→ Figure contents as structured data
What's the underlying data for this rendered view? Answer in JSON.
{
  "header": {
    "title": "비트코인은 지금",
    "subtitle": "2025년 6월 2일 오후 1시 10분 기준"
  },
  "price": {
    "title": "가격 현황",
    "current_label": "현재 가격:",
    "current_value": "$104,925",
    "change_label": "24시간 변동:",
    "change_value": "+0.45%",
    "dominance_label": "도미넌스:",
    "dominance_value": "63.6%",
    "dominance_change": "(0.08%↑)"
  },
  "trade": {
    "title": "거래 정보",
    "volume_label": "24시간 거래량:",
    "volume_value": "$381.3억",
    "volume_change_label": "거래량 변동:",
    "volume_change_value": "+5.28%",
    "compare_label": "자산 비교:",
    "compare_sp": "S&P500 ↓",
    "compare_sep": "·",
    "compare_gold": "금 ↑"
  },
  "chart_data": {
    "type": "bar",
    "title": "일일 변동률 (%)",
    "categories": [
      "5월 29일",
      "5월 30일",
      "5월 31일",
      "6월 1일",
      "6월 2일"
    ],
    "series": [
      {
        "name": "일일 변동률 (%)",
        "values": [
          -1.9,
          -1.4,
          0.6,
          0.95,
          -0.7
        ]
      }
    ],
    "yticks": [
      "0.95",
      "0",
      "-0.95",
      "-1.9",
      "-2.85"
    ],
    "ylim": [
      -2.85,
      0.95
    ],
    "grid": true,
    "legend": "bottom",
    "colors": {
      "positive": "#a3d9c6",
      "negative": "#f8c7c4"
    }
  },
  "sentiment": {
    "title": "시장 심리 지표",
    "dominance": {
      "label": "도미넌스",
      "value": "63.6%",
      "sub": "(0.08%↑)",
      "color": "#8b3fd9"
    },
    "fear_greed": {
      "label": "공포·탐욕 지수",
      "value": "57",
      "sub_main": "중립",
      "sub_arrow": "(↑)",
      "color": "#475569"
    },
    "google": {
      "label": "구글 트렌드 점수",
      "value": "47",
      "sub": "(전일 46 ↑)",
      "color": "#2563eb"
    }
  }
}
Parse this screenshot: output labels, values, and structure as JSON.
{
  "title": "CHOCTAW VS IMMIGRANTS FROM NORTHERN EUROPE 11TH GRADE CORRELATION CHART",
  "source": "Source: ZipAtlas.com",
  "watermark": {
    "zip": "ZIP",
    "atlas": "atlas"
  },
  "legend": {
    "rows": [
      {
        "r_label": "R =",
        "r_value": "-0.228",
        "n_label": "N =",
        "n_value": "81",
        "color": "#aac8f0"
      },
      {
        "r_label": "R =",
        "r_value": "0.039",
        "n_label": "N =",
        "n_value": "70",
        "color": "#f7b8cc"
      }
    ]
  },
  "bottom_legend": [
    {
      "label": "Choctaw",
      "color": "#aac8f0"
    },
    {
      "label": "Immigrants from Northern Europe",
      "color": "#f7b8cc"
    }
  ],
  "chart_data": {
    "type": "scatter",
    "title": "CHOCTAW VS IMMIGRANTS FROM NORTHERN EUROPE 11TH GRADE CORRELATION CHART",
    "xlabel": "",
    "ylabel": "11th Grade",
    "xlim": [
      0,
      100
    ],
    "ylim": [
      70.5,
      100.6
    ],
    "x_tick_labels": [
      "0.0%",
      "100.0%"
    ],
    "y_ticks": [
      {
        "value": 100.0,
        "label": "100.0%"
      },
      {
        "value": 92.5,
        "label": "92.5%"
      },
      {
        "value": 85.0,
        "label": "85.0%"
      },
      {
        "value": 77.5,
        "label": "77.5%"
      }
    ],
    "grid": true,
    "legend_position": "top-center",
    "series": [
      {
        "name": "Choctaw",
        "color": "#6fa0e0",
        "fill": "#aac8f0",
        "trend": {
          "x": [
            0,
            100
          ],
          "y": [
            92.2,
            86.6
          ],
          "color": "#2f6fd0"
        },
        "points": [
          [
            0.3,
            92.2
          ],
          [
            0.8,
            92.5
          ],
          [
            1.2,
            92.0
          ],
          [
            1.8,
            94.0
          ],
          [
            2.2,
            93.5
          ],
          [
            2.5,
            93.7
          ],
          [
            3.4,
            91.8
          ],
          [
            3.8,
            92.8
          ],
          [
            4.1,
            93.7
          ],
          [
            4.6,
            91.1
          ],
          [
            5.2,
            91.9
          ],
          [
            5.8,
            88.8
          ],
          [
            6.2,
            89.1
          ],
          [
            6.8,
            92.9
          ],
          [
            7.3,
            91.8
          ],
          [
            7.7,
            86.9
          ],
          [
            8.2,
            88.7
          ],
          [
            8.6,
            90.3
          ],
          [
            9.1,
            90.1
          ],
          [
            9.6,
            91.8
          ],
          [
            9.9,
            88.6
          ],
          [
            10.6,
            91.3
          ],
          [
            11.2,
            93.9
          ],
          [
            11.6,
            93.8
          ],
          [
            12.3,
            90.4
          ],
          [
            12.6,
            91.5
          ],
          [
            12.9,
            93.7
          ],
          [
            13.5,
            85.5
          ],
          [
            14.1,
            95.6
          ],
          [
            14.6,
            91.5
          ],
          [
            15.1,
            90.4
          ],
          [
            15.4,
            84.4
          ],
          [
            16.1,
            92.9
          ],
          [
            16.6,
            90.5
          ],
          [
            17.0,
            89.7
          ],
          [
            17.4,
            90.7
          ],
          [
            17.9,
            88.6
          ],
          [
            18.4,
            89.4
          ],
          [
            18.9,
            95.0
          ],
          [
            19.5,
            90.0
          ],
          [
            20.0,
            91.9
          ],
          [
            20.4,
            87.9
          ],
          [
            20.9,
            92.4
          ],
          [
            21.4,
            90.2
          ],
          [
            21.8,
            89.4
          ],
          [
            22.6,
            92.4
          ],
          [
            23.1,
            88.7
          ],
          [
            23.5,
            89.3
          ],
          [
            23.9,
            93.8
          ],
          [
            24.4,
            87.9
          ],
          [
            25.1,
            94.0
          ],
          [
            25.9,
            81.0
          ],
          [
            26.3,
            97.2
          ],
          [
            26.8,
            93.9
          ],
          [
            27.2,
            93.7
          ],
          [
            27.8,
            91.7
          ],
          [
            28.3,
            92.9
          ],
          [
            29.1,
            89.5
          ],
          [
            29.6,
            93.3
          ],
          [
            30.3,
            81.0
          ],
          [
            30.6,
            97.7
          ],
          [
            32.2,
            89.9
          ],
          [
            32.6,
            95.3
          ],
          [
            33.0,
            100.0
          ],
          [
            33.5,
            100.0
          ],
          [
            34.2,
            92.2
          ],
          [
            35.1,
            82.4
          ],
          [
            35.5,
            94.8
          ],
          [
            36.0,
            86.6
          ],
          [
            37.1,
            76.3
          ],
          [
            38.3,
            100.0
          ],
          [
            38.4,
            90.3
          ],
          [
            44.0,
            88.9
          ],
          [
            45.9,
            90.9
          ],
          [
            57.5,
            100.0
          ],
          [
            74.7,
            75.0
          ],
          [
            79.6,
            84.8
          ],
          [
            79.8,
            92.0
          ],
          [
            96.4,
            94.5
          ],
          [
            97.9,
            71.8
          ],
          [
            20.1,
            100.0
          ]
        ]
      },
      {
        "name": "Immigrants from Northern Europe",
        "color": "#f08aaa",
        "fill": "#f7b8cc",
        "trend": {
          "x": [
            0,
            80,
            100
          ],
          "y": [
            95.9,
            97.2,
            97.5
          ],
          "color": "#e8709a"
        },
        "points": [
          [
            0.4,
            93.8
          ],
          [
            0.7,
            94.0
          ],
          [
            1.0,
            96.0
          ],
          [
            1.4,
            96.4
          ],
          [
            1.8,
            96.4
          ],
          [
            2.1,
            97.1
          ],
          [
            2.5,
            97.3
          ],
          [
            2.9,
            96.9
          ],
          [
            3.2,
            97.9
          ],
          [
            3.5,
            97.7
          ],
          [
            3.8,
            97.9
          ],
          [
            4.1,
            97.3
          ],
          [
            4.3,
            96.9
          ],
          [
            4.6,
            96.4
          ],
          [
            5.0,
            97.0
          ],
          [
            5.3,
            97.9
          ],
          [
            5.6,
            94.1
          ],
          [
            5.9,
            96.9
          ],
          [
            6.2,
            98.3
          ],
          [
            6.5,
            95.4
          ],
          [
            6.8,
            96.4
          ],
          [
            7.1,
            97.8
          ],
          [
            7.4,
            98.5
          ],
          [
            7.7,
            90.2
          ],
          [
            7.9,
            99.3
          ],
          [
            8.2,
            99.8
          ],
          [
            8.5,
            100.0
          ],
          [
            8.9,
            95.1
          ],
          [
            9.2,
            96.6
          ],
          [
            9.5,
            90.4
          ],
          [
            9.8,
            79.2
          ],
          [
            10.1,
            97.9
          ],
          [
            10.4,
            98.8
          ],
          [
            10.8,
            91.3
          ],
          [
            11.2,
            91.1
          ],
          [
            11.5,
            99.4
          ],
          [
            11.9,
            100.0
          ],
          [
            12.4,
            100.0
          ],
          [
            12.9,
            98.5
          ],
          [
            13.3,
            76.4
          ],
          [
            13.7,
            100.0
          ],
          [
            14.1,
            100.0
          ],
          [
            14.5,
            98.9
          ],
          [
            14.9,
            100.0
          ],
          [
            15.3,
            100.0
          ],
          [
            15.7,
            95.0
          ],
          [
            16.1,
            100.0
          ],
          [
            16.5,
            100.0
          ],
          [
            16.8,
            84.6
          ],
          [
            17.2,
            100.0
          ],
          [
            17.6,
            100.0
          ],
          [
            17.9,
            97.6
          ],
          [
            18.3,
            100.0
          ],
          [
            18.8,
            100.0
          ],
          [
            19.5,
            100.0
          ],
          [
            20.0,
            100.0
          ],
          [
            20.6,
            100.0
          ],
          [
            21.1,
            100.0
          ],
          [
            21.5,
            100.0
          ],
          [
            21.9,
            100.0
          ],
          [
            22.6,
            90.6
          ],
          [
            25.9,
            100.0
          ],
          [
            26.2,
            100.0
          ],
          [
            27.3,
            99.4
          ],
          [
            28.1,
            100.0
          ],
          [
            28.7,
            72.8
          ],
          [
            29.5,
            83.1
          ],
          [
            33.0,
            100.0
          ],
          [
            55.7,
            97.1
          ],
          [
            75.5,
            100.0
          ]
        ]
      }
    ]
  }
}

→ Task to carry out
Filter out all lines lacking the word "CORRELATION" and copy the rest.

→ Completed task
  "title": "CHOCTAW VS IMMIGRANTS FROM NORTHERN EUROPE 11TH GRADE CORRELATION CHART",
    "title": "CHOCTAW VS IMMIGRANTS FROM NORTHERN EUROPE 11TH GRADE CORRELATION CHART",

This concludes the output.